**PROBLEM TO SOLVE:** Rewrite the material below with every instance of "code-token" changed to "syntax-token" and all other text left as it is. Leave the pictures out of the answer.

--- Start ---

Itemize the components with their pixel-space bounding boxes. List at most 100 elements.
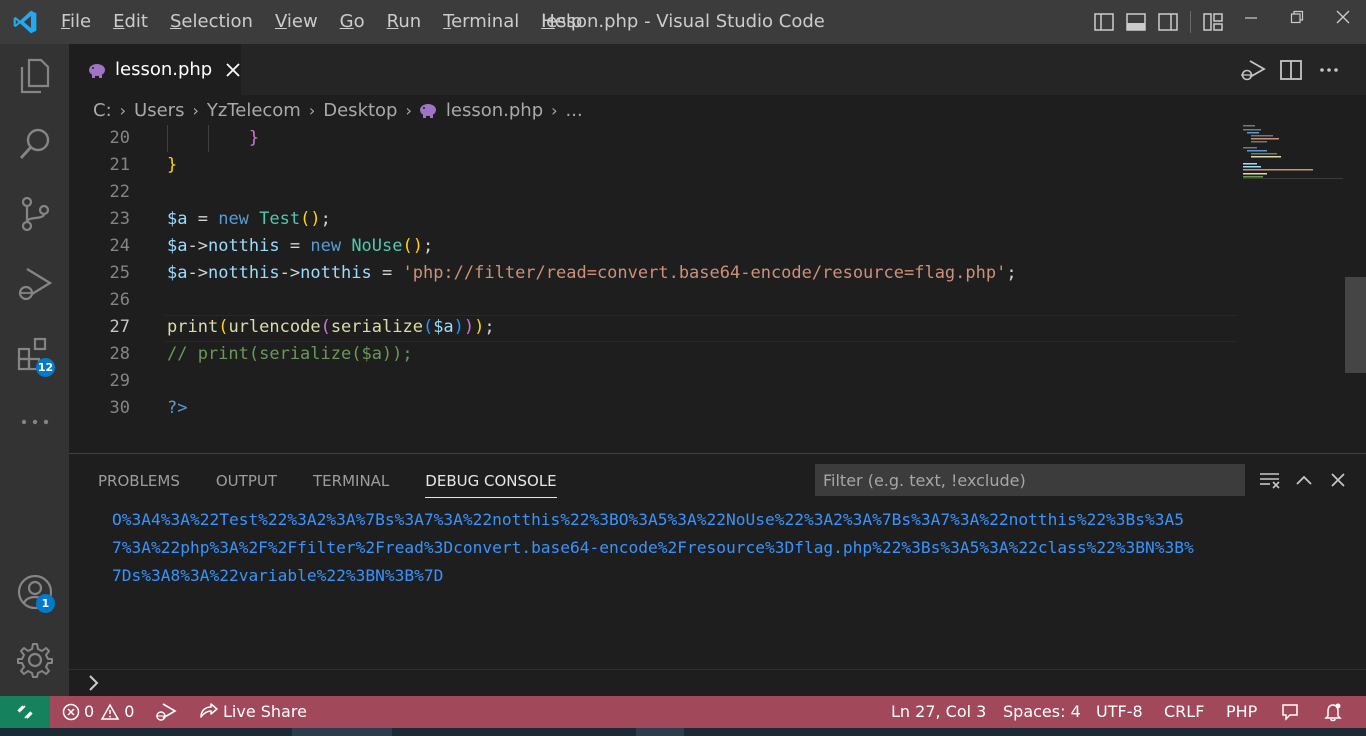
code-line[interactable]: 30 ?> [69, 395, 1239, 422]
code-text: print(urlencode(serialize($a))); [167, 314, 495, 341]
code-line[interactable]: 25 $a->notthis->notthis = 'php://filter/r… [69, 260, 1239, 287]
code-line[interactable]: 24 $a->notthis = new NoUse(); [69, 233, 1239, 260]
code-token: urlencode [228, 317, 321, 337]
tab-output[interactable]: OUTPUT [216, 454, 277, 498]
menu-label: ile [70, 11, 92, 32]
breadcrumb-item-desktop[interactable]: Desktop [321, 100, 399, 121]
accounts-icon[interactable]: 1 [0, 562, 69, 622]
code-token: ; [422, 236, 434, 256]
search-icon[interactable] [0, 114, 69, 174]
chevron-right-icon: › [308, 100, 316, 120]
live-share-button[interactable]: Live Share [199, 696, 307, 728]
run-debug-file-icon[interactable] [1234, 50, 1272, 90]
error-count: 0 [84, 702, 95, 721]
tab-lesson-php[interactable]: lesson.php [69, 44, 241, 95]
live-share-icon [200, 703, 218, 718]
clear-console-icon[interactable] [1253, 464, 1287, 496]
customize-layout-icon[interactable] [1197, 0, 1229, 44]
code-token: new [310, 236, 342, 256]
problems-status[interactable]: 0 0 [62, 696, 134, 728]
menu-label: un [398, 11, 422, 32]
run-and-debug-icon[interactable] [0, 254, 69, 314]
debug-status-icon[interactable] [155, 696, 181, 728]
tab-debug-console[interactable]: DEBUG CONSOLE [425, 454, 558, 498]
language-mode-status[interactable]: PHP [1226, 696, 1257, 728]
code-token: serialize [330, 317, 423, 337]
menu-item[interactable]: Go [329, 0, 376, 44]
line-number: 28 [109, 344, 130, 364]
chevron-right-icon: › [192, 100, 199, 120]
toggle-primary-sidebar-icon[interactable] [1088, 0, 1120, 44]
minimize-icon[interactable] [1228, 0, 1274, 34]
extensions-icon[interactable]: 12 [0, 324, 69, 384]
taskbar-segment [636, 728, 684, 736]
remote-indicator-icon[interactable] [0, 696, 50, 728]
source-control-icon[interactable] [0, 184, 69, 244]
feedback-icon[interactable] [1280, 696, 1304, 728]
menu-item[interactable]: Help [530, 0, 593, 44]
split-editor-icon[interactable] [1272, 50, 1310, 90]
cursor-position[interactable]: Ln 27, Col 3 [891, 696, 986, 728]
code-token: 'php://filter/read=convert.base64-encode… [402, 263, 1007, 283]
tab-terminal[interactable]: TERMINAL [313, 454, 389, 498]
close-tab-icon[interactable] [224, 60, 241, 80]
tab-label: lesson.php [115, 59, 213, 80]
restore-icon[interactable] [1274, 0, 1320, 34]
minimap[interactable] [1243, 125, 1343, 185]
explorer-icon[interactable] [0, 46, 69, 106]
code-token: () [402, 236, 423, 256]
more-actions-icon[interactable] [1310, 50, 1348, 90]
more-views-icon[interactable] [0, 392, 69, 452]
breadcrumb-item-users[interactable]: Users [132, 100, 186, 121]
code-text: $a->notthis->notthis = 'php://filter/rea… [167, 260, 1017, 287]
line-number: 25 [109, 263, 130, 283]
vscode-logo-icon[interactable] [0, 0, 50, 44]
eol-status[interactable]: CRLF [1164, 696, 1204, 728]
line-number: 26 [109, 290, 130, 310]
console-filter-input[interactable] [815, 464, 1245, 496]
panel-tabs: PROBLEMS OUTPUT TERMINAL DEBUG CONSOLE [98, 454, 593, 498]
code-line[interactable]: 21} [69, 152, 1239, 179]
encoding-status[interactable]: UTF-8 [1096, 696, 1143, 728]
code-token: notthis [207, 236, 280, 256]
close-window-icon[interactable] [1320, 0, 1366, 34]
code-line[interactable]: 29 [69, 368, 1239, 395]
code-editor[interactable]: 20 } 21} 22 23 $a = new Test(); 24 $a->notthis… [69, 125, 1366, 453]
breadcrumb-item-symbols[interactable]: ... [564, 100, 585, 121]
menu-accelerator: H [541, 11, 555, 32]
breadcrumb-item-drive[interactable]: C: [91, 100, 114, 121]
menu-item[interactable]: Run [376, 0, 433, 44]
menu-item[interactable]: Terminal [432, 0, 530, 44]
breadcrumb-item-user[interactable]: YzTelecom [205, 100, 303, 121]
editor-scrollbar-thumb[interactable] [1345, 277, 1366, 373]
code-line[interactable]: 27 print(urlencode(serialize($a))); [69, 314, 1239, 341]
code-line[interactable]: 20 } [69, 125, 1239, 152]
toggle-secondary-sidebar-icon[interactable] [1152, 0, 1184, 44]
menu-item[interactable]: View [264, 0, 329, 44]
window-controls [1228, 0, 1366, 44]
breadcrumb-item-file[interactable]: lesson.php [444, 100, 545, 121]
notifications-bell-icon[interactable] [1323, 696, 1347, 728]
menu-item[interactable]: Selection [159, 0, 264, 44]
chevron-right-icon: › [119, 100, 127, 120]
code-line[interactable]: 26 [69, 287, 1239, 314]
menu-item[interactable]: Edit [102, 0, 159, 44]
menu-label: iew [286, 11, 318, 32]
live-share-label: Live Share [223, 702, 307, 721]
menu-item[interactable]: File [50, 0, 102, 44]
toggle-panel-icon[interactable] [1120, 0, 1152, 44]
indentation-status[interactable]: Spaces: 4 [1003, 696, 1081, 728]
code-line[interactable]: 23 $a = new Test(); [69, 206, 1239, 233]
php-elephant-icon [87, 62, 107, 78]
manage-gear-icon[interactable] [0, 630, 69, 690]
close-panel-icon[interactable] [1321, 464, 1355, 496]
code-line[interactable]: 28 // print(serialize($a)); [69, 341, 1239, 368]
console-input-row[interactable] [69, 669, 1366, 697]
tab-problems[interactable]: PROBLEMS [98, 454, 180, 498]
code-text: // print(serialize($a)); [167, 341, 413, 368]
code-line[interactable]: 22 [69, 179, 1239, 206]
code-token: } [167, 155, 178, 175]
panel-actions [1253, 464, 1355, 496]
maximize-panel-chevron-up-icon[interactable] [1287, 464, 1321, 496]
code-token: } [248, 128, 260, 148]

--- End ---

**COMPLETED TASK:**
Itemize the components with their pixel-space bounding boxes. List at most 100 elements.
code-line[interactable]: 30 ?> [69, 395, 1239, 422]
code-text: print(urlencode(serialize($a))); [167, 314, 495, 341]
code-line[interactable]: 25 $a->notthis->notthis = 'php://filter/r… [69, 260, 1239, 287]
code-line[interactable]: 24 $a->notthis = new NoUse(); [69, 233, 1239, 260]
syntax-token: urlencode [228, 317, 321, 337]
tab-output[interactable]: OUTPUT [216, 454, 277, 498]
menu-label: ile [70, 11, 92, 32]
breadcrumb-item-desktop[interactable]: Desktop [321, 100, 399, 121]
accounts-icon[interactable]: 1 [0, 562, 69, 622]
syntax-token: ; [422, 236, 434, 256]
search-icon[interactable] [0, 114, 69, 174]
chevron-right-icon: › [308, 100, 316, 120]
live-share-button[interactable]: Live Share [199, 696, 307, 728]
run-debug-file-icon[interactable] [1234, 50, 1272, 90]
error-count: 0 [84, 702, 95, 721]
tab-lesson-php[interactable]: lesson.php [69, 44, 241, 95]
live-share-icon [200, 703, 218, 718]
clear-console-icon[interactable] [1253, 464, 1287, 496]
customize-layout-icon[interactable] [1197, 0, 1229, 44]
syntax-token: new [310, 236, 342, 256]
problems-status[interactable]: 0 0 [62, 696, 134, 728]
menu-label: un [398, 11, 422, 32]
run-and-debug-icon[interactable] [0, 254, 69, 314]
debug-status-icon[interactable] [155, 696, 181, 728]
tab-debug-console[interactable]: DEBUG CONSOLE [425, 454, 558, 498]
language-mode-status[interactable]: PHP [1226, 696, 1257, 728]
syntax-token: serialize [330, 317, 423, 337]
menu-item[interactable]: Go [329, 0, 376, 44]
line-number: 28 [109, 344, 130, 364]
chevron-right-icon: › [192, 100, 199, 120]
toggle-primary-sidebar-icon[interactable] [1088, 0, 1120, 44]
minimize-icon[interactable] [1228, 0, 1274, 34]
extensions-icon[interactable]: 12 [0, 324, 69, 384]
taskbar-segment [636, 728, 684, 736]
remote-indicator-icon[interactable] [0, 696, 50, 728]
source-control-icon[interactable] [0, 184, 69, 244]
feedback-icon[interactable] [1280, 696, 1304, 728]
menu-item[interactable]: Help [530, 0, 593, 44]
split-editor-icon[interactable] [1272, 50, 1310, 90]
cursor-position[interactable]: Ln 27, Col 3 [891, 696, 986, 728]
syntax-token: 'php://filter/read=convert.base64-encode… [402, 263, 1007, 283]
tab-terminal[interactable]: TERMINAL [313, 454, 389, 498]
close-tab-icon[interactable] [224, 60, 241, 80]
tab-label: lesson.php [115, 59, 213, 80]
restore-icon[interactable] [1274, 0, 1320, 34]
minimap[interactable] [1243, 125, 1343, 185]
explorer-icon[interactable] [0, 46, 69, 106]
syntax-token: () [402, 236, 423, 256]
more-actions-icon[interactable] [1310, 50, 1348, 90]
more-views-icon[interactable] [0, 392, 69, 452]
breadcrumb-item-users[interactable]: Users [132, 100, 186, 121]
code-text: $a->notthis->notthis = 'php://filter/rea… [167, 260, 1017, 287]
line-number: 25 [109, 263, 130, 283]
vscode-logo-icon[interactable] [0, 0, 50, 44]
eol-status[interactable]: CRLF [1164, 696, 1204, 728]
line-number: 26 [109, 290, 130, 310]
console-filter-input[interactable] [815, 464, 1245, 496]
panel-tabs: PROBLEMS OUTPUT TERMINAL DEBUG CONSOLE [98, 454, 593, 498]
code-line[interactable]: 21} [69, 152, 1239, 179]
encoding-status[interactable]: UTF-8 [1096, 696, 1143, 728]
syntax-token: notthis [207, 236, 280, 256]
close-window-icon[interactable] [1320, 0, 1366, 34]
code-line[interactable]: 29 [69, 368, 1239, 395]
code-editor[interactable]: 20 } 21} 22 23 $a = new Test(); 24 $a->notthis… [69, 125, 1366, 453]
breadcrumb-item-symbols[interactable]: ... [564, 100, 585, 121]
menu-accelerator: H [541, 11, 555, 32]
breadcrumb-item-drive[interactable]: C: [91, 100, 114, 121]
menu-item[interactable]: Run [376, 0, 433, 44]
menu-item[interactable]: Terminal [432, 0, 530, 44]
breadcrumb-item-user[interactable]: YzTelecom [205, 100, 303, 121]
editor-scrollbar-thumb[interactable] [1345, 277, 1366, 373]
code-line[interactable]: 27 print(urlencode(serialize($a))); [69, 314, 1239, 341]
code-line[interactable]: 20 } [69, 125, 1239, 152]
toggle-secondary-sidebar-icon[interactable] [1152, 0, 1184, 44]
menu-item[interactable]: View [264, 0, 329, 44]
window-controls [1228, 0, 1366, 44]
breadcrumb-item-file[interactable]: lesson.php [444, 100, 545, 121]
notifications-bell-icon[interactable] [1323, 696, 1347, 728]
menu-item[interactable]: Selection [159, 0, 264, 44]
chevron-right-icon: › [119, 100, 127, 120]
code-line[interactable]: 26 [69, 287, 1239, 314]
menu-item[interactable]: Edit [102, 0, 159, 44]
menu-label: iew [286, 11, 318, 32]
live-share-label: Live Share [223, 702, 307, 721]
menu-item[interactable]: File [50, 0, 102, 44]
toggle-panel-icon[interactable] [1120, 0, 1152, 44]
indentation-status[interactable]: Spaces: 4 [1003, 696, 1081, 728]
code-line[interactable]: 23 $a = new Test(); [69, 206, 1239, 233]
php-elephant-icon [87, 62, 107, 78]
manage-gear-icon[interactable] [0, 630, 69, 690]
close-panel-icon[interactable] [1321, 464, 1355, 496]
code-line[interactable]: 28 // print(serialize($a)); [69, 341, 1239, 368]
console-input-row[interactable] [69, 669, 1366, 697]
tab-problems[interactable]: PROBLEMS [98, 454, 180, 498]
code-text: // print(serialize($a)); [167, 341, 413, 368]
code-line[interactable]: 22 [69, 179, 1239, 206]
syntax-token: } [167, 155, 178, 175]
panel-actions [1253, 464, 1355, 496]
maximize-panel-chevron-up-icon[interactable] [1287, 464, 1321, 496]
syntax-token: } [248, 128, 260, 148]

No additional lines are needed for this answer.